* _Your task_:
Repeat all the records, precisely as given.

Document page text data:
#####

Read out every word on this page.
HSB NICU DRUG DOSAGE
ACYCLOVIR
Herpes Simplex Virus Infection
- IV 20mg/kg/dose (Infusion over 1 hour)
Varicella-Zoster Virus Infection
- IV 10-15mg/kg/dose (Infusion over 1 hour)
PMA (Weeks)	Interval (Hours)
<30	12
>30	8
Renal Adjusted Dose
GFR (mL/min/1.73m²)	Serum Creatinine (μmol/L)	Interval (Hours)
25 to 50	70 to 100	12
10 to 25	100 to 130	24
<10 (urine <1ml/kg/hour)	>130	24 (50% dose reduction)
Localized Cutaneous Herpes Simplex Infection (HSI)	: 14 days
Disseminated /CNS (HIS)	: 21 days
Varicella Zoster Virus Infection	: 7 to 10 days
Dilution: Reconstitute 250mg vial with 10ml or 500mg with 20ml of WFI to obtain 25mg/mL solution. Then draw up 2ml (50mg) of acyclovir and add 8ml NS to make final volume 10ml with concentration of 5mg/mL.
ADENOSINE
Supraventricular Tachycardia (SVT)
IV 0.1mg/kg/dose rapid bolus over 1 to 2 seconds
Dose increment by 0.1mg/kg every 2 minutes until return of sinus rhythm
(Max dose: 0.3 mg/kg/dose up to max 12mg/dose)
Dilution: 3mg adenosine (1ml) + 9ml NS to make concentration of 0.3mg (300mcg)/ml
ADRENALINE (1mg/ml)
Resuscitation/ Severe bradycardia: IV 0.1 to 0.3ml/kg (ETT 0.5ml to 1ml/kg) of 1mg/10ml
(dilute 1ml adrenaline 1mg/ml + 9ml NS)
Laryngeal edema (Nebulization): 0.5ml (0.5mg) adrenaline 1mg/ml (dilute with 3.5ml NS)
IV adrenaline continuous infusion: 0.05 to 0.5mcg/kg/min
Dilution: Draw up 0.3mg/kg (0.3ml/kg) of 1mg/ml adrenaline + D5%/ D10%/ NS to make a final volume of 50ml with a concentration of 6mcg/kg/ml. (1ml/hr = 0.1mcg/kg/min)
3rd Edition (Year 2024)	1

#####

* _Answer space_:
Read out every word on this page.
HSB NICU DRUG DOSAGE
ACYCLOVIR
Herpes Simplex Virus Infection
- IV 20mg/kg/dose (Infusion over 1 hour)
Varicella-Zoster Virus Infection
- IV 10-15mg/kg/dose (Infusion over 1 hour)
PMA (Weeks)	Interval (Hours)
<30	12
>30	8
Renal Adjusted Dose
GFR (mL/min/1.73m²)	Serum Creatinine (μmol/L)	Interval (Hours)
25 to 50	70 to 100	12
10 to 25	100 to 130	24
<10 (urine <1ml/kg/hour)	>130	24 (50% dose reduction)
Localized Cutaneous Herpes Simplex Infection (HSI)	: 14 days
Disseminated /CNS (HIS)	: 21 days
Varicella Zoster Virus Infection	: 7 to 10 days
Dilution: Reconstitute 250mg vial with 10ml or 500mg with 20ml of WFI to obtain 25mg/mL solution. Then draw up 2ml (50mg) of acyclovir and add 8ml NS to make final volume 10ml with concentration of 5mg/mL.
ADENOSINE
Supraventricular Tachycardia (SVT)
IV 0.1mg/kg/dose rapid bolus over 1 to 2 seconds
Dose increment by 0.1mg/kg every 2 minutes until return of sinus rhythm
(Max dose: 0.3 mg/kg/dose up to max 12mg/dose)
Dilution: 3mg adenosine (1ml) + 9ml NS to make concentration of 0.3mg (300mcg)/ml
ADRENALINE (1mg/ml)
Resuscitation/ Severe bradycardia: IV 0.1 to 0.3ml/kg (ETT 0.5ml to 1ml/kg) of 1mg/10ml
(dilute 1ml adrenaline 1mg/ml + 9ml NS)
Laryngeal edema (Nebulization): 0.5ml (0.5mg) adrenaline 1mg/ml (dilute with 3.5ml NS)
IV adrenaline continuous infusion: 0.05 to 0.5mcg/kg/min
Dilution: Draw up 0.3mg/kg (0.3ml/kg) of 1mg/ml adrenaline + D5%/ D10%/ NS to make a final volume of 50ml with a concentration of 6mcg/kg/ml. (1ml/hr = 0.1mcg/kg/min)
3rd Edition (Year 2024)	1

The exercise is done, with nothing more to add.